What is asked
Reproduce all of the data exactly.

Data excerpts
▽

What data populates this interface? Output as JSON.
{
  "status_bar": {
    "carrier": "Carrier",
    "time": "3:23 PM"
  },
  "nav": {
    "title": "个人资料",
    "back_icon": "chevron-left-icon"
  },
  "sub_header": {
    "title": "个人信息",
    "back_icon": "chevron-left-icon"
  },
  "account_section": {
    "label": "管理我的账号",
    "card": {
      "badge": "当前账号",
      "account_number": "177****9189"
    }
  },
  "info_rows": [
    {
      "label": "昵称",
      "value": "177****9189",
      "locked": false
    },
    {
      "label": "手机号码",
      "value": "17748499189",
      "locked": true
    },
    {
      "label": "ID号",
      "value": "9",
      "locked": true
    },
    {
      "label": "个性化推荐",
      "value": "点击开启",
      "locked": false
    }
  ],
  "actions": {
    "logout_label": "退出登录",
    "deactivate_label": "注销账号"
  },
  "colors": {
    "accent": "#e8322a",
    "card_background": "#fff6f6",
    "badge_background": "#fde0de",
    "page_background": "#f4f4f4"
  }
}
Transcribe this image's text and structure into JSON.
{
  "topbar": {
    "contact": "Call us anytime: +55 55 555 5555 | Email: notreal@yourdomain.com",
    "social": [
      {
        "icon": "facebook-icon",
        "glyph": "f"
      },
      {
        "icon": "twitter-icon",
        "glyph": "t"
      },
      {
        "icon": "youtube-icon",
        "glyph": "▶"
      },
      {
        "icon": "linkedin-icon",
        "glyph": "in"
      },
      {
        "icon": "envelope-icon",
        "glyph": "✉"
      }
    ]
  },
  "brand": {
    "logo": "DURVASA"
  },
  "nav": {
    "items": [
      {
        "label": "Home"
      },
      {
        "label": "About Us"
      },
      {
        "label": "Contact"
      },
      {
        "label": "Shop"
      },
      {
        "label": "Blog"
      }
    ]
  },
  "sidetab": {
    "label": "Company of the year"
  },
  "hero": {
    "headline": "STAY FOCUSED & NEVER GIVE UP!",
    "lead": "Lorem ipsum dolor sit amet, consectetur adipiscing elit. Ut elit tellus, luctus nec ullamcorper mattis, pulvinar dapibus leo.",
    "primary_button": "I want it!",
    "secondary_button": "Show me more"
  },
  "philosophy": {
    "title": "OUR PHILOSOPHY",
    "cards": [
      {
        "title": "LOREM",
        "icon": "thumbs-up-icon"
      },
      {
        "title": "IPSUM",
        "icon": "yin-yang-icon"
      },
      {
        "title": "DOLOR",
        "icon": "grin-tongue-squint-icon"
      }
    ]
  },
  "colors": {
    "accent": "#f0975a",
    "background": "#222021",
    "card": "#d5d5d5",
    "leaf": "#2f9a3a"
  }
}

△

Solution to this exercise
What data populates this interface? Output as JSON.
{
  "status_bar": {
    "carrier": "Carrier",
    "time": "3:23 PM"
  },
  "nav": {
    "title": "个人资料",
    "back_icon": "chevron-left-icon"
  },
  "sub_header": {
    "title": "个人信息",
    "back_icon": "chevron-left-icon"
  },
  "account_section": {
    "label": "管理我的账号",
    "card": {
      "badge": "当前账号",
      "account_number": "177****9189"
    }
  },
  "info_rows": [
    {
      "label": "昵称",
      "value": "177****9189",
      "locked": false
    },
    {
      "label": "手机号码",
      "value": "17748499189",
      "locked": true
    },
    {
      "label": "ID号",
      "value": "9",
      "locked": true
    },
    {
      "label": "个性化推荐",
      "value": "点击开启",
      "locked": false
    }
  ],
  "actions": {
    "logout_label": "退出登录",
    "deactivate_label": "注销账号"
  },
  "colors": {
    "accent": "#e8322a",
    "card_background": "#fff6f6",
    "badge_background": "#fde0de",
    "page_background": "#f4f4f4"
  }
}
Transcribe this image's text and structure into JSON.
{
  "topbar": {
    "contact": "Call us anytime: +55 55 555 5555 | Email: notreal@yourdomain.com",
    "social": [
      {
        "icon": "facebook-icon",
        "glyph": "f"
      },
      {
        "icon": "twitter-icon",
        "glyph": "t"
      },
      {
        "icon": "youtube-icon",
        "glyph": "▶"
      },
      {
        "icon": "linkedin-icon",
        "glyph": "in"
      },
      {
        "icon": "envelope-icon",
        "glyph": "✉"
      }
    ]
  },
  "brand": {
    "logo": "DURVASA"
  },
  "nav": {
    "items": [
      {
        "label": "Home"
      },
      {
        "label": "About Us"
      },
      {
        "label": "Contact"
      },
      {
        "label": "Shop"
      },
      {
        "label": "Blog"
      }
    ]
  },
  "sidetab": {
    "label": "Company of the year"
  },
  "hero": {
    "headline": "STAY FOCUSED & NEVER GIVE UP!",
    "lead": "Lorem ipsum dolor sit amet, consectetur adipiscing elit. Ut elit tellus, luctus nec ullamcorper mattis, pulvinar dapibus leo.",
    "primary_button": "I want it!",
    "secondary_button": "Show me more"
  },
  "philosophy": {
    "title": "OUR PHILOSOPHY",
    "cards": [
      {
        "title": "LOREM",
        "icon": "thumbs-up-icon"
      },
      {
        "title": "IPSUM",
        "icon": "yin-yang-icon"
      },
      {
        "title": "DOLOR",
        "icon": "grin-tongue-squint-icon"
      }
    ]
  },
  "colors": {
    "accent": "#f0975a",
    "background": "#222021",
    "card": "#d5d5d5",
    "leaf": "#2f9a3a"
  }
}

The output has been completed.